* _Exercise directions_
Please return every one of the following items line for line, with no changes.

* _Data entries_
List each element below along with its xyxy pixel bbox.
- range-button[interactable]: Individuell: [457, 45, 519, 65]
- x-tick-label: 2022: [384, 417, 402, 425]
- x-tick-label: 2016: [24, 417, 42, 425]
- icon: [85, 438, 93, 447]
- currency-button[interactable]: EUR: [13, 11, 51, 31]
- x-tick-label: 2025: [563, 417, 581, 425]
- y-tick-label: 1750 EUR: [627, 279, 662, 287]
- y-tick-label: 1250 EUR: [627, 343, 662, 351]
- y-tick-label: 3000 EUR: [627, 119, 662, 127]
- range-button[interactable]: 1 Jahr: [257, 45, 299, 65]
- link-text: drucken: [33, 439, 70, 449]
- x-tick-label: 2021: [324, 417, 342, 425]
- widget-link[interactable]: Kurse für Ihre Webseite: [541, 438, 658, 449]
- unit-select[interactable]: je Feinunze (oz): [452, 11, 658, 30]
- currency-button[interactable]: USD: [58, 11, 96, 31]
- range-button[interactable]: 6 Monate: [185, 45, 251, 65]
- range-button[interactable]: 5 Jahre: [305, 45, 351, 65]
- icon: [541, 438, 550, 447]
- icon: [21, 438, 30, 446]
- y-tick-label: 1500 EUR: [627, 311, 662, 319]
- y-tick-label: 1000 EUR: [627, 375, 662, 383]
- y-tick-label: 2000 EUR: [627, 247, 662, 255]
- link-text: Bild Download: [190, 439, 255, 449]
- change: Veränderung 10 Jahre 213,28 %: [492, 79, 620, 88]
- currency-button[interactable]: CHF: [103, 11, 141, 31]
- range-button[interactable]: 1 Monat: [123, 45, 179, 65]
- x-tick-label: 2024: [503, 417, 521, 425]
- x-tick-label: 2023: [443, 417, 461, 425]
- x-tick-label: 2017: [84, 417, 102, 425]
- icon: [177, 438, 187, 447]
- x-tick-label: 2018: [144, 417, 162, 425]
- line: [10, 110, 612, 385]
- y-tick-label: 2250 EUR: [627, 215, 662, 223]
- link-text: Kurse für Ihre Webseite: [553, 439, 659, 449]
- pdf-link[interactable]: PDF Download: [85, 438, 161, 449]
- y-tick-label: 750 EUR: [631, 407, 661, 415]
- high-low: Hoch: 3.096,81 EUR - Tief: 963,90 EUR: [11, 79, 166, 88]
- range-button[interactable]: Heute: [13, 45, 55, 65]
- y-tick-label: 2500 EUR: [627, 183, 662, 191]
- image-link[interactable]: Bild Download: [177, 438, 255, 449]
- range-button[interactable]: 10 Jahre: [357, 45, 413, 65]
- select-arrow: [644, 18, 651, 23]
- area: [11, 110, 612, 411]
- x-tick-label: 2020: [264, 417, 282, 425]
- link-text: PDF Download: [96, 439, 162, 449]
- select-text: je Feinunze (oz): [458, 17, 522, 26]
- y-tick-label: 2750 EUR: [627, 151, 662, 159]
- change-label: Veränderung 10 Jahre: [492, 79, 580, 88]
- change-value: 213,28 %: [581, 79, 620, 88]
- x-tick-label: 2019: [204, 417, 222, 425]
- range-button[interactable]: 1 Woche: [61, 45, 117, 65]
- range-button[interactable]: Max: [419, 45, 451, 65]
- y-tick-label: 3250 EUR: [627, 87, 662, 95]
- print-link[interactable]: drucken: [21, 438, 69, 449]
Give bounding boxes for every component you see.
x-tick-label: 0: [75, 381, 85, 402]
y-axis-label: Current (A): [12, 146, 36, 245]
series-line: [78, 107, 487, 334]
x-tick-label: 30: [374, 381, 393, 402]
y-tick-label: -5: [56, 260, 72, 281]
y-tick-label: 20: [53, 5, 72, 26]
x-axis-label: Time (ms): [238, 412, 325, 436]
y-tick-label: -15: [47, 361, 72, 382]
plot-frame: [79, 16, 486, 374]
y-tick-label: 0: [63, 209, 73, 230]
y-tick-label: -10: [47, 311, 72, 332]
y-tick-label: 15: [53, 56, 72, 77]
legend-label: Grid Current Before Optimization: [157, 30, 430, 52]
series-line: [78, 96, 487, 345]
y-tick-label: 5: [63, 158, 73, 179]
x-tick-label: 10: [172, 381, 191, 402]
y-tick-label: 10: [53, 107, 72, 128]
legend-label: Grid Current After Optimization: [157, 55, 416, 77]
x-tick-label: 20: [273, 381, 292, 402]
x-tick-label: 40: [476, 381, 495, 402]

* _Solution to the exercise_
List each element below along with its xyxy pixel bbox.
- range-button[interactable]: Individuell: [457, 45, 519, 65]
- x-tick-label: 2022: [384, 417, 402, 425]
- x-tick-label: 2016: [24, 417, 42, 425]
- icon: [85, 438, 93, 447]
- currency-button[interactable]: EUR: [13, 11, 51, 31]
- x-tick-label: 2025: [563, 417, 581, 425]
- y-tick-label: 1750 EUR: [627, 279, 662, 287]
- y-tick-label: 1250 EUR: [627, 343, 662, 351]
- y-tick-label: 3000 EUR: [627, 119, 662, 127]
- range-button[interactable]: 1 Jahr: [257, 45, 299, 65]
- link-text: drucken: [33, 439, 70, 449]
- x-tick-label: 2021: [324, 417, 342, 425]
- widget-link[interactable]: Kurse für Ihre Webseite: [541, 438, 658, 449]
- unit-select[interactable]: je Feinunze (oz): [452, 11, 658, 30]
- currency-button[interactable]: USD: [58, 11, 96, 31]
- range-button[interactable]: 6 Monate: [185, 45, 251, 65]
- range-button[interactable]: 5 Jahre: [305, 45, 351, 65]
- icon: [541, 438, 550, 447]
- icon: [21, 438, 30, 446]
- y-tick-label: 1500 EUR: [627, 311, 662, 319]
- y-tick-label: 1000 EUR: [627, 375, 662, 383]
- y-tick-label: 2000 EUR: [627, 247, 662, 255]
- link-text: Bild Download: [190, 439, 255, 449]
- change: Veränderung 10 Jahre 213,28 %: [492, 79, 620, 88]
- currency-button[interactable]: CHF: [103, 11, 141, 31]
- range-button[interactable]: 1 Monat: [123, 45, 179, 65]
- x-tick-label: 2024: [503, 417, 521, 425]
- x-tick-label: 2023: [443, 417, 461, 425]
- x-tick-label: 2017: [84, 417, 102, 425]
- icon: [177, 438, 187, 447]
- x-tick-label: 2018: [144, 417, 162, 425]
- line: [10, 110, 612, 385]
- y-tick-label: 2250 EUR: [627, 215, 662, 223]
- link-text: Kurse für Ihre Webseite: [553, 439, 659, 449]
- pdf-link[interactable]: PDF Download: [85, 438, 161, 449]
- y-tick-label: 750 EUR: [631, 407, 661, 415]
- high-low: Hoch: 3.096,81 EUR - Tief: 963,90 EUR: [11, 79, 166, 88]
- range-button[interactable]: Heute: [13, 45, 55, 65]
- y-tick-label: 2500 EUR: [627, 183, 662, 191]
- image-link[interactable]: Bild Download: [177, 438, 255, 449]
- range-button[interactable]: 10 Jahre: [357, 45, 413, 65]
- select-arrow: [644, 18, 651, 23]
- area: [11, 110, 612, 411]
- x-tick-label: 2020: [264, 417, 282, 425]
- link-text: PDF Download: [96, 439, 162, 449]
- select-text: je Feinunze (oz): [458, 17, 522, 26]
- y-tick-label: 2750 EUR: [627, 151, 662, 159]
- change-label: Veränderung 10 Jahre: [492, 79, 580, 88]
- change-value: 213,28 %: [581, 79, 620, 88]
- x-tick-label: 2019: [204, 417, 222, 425]
- range-button[interactable]: 1 Woche: [61, 45, 117, 65]
- range-button[interactable]: Max: [419, 45, 451, 65]
- y-tick-label: 3250 EUR: [627, 87, 662, 95]
- print-link[interactable]: drucken: [21, 438, 69, 449]
Give bounding boxes for every component you see.
x-tick-label: 0: [75, 381, 85, 402]
y-axis-label: Current (A): [12, 146, 36, 245]
series-line: [78, 107, 487, 334]
x-tick-label: 30: [374, 381, 393, 402]
y-tick-label: -5: [56, 260, 72, 281]
y-tick-label: 20: [53, 5, 72, 26]
x-axis-label: Time (ms): [238, 412, 325, 436]
y-tick-label: -15: [47, 361, 72, 382]
plot-frame: [79, 16, 486, 374]
y-tick-label: 0: [63, 209, 73, 230]
y-tick-label: -10: [47, 311, 72, 332]
y-tick-label: 15: [53, 56, 72, 77]
legend-label: Grid Current Before Optimization: [157, 30, 430, 52]
series-line: [78, 96, 487, 345]
y-tick-label: 5: [63, 158, 73, 179]
x-tick-label: 10: [172, 381, 191, 402]
y-tick-label: 10: [53, 107, 72, 128]
legend-label: Grid Current After Optimization: [157, 55, 416, 77]
x-tick-label: 20: [273, 381, 292, 402]
x-tick-label: 40: [476, 381, 495, 402]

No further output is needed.